Source records:
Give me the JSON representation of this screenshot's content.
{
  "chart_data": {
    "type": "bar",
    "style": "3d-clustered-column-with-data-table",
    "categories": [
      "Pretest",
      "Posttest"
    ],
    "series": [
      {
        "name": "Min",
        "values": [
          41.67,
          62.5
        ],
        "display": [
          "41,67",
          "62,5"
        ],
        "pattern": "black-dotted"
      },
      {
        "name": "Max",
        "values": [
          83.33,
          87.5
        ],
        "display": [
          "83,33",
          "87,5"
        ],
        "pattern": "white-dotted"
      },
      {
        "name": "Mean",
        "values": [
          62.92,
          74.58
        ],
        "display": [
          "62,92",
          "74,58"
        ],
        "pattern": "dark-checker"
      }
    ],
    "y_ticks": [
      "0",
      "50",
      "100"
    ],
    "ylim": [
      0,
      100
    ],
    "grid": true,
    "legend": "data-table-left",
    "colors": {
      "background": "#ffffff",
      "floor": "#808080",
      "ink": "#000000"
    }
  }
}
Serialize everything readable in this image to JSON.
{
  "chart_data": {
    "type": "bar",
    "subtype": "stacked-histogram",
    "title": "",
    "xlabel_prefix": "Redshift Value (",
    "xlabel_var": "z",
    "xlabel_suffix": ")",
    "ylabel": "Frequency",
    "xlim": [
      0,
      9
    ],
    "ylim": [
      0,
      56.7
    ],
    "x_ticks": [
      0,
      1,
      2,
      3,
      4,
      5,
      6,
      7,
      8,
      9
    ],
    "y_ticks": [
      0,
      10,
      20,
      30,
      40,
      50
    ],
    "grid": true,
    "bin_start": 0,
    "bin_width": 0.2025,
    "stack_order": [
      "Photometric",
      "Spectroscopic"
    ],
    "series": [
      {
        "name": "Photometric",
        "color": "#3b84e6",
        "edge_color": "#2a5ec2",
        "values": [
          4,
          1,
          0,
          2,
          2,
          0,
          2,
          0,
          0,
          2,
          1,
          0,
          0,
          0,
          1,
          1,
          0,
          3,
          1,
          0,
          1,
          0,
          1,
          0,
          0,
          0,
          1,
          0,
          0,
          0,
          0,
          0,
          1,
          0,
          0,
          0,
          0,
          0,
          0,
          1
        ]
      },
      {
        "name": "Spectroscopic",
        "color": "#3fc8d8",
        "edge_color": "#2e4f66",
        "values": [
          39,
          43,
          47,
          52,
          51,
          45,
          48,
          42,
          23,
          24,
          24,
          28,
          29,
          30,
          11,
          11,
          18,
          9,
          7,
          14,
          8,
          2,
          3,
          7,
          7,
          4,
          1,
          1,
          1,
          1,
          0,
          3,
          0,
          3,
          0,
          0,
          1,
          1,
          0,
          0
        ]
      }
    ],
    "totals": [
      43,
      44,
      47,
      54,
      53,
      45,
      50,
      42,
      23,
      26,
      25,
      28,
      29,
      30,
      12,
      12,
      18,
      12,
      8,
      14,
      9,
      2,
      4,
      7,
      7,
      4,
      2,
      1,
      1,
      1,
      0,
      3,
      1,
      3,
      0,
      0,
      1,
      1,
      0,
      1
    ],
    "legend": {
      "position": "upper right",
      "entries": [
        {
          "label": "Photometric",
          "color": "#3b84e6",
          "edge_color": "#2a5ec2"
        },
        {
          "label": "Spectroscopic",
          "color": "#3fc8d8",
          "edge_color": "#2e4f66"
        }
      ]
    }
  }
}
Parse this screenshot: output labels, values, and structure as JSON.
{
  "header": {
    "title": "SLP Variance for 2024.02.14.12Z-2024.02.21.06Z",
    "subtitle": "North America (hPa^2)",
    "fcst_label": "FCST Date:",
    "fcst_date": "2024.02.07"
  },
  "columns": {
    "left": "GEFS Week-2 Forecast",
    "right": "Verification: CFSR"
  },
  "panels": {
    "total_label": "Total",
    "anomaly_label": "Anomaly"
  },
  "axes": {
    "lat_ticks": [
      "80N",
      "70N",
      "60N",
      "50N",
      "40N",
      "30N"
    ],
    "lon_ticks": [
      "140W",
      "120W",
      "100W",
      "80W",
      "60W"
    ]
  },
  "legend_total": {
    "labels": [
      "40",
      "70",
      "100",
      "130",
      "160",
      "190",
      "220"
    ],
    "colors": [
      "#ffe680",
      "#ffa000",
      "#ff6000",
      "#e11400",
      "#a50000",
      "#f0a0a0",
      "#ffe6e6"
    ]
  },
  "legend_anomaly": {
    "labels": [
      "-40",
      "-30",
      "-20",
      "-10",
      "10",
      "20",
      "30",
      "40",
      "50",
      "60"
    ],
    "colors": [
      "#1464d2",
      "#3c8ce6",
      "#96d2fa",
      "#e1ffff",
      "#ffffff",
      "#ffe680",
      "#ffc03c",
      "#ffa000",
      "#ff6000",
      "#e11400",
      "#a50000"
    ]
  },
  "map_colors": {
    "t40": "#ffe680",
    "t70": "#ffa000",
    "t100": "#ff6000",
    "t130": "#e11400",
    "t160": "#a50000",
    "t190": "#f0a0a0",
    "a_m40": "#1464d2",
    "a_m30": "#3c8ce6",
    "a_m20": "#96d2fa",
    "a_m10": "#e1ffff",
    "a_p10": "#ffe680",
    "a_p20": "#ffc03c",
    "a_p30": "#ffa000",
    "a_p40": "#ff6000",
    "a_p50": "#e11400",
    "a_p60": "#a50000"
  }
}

What is required:
From the listing, copy each line containing the word "pattern".

Answer for the task:
        "pattern": "black-dotted"
        "pattern": "white-dotted"
        "pattern": "dark-checker"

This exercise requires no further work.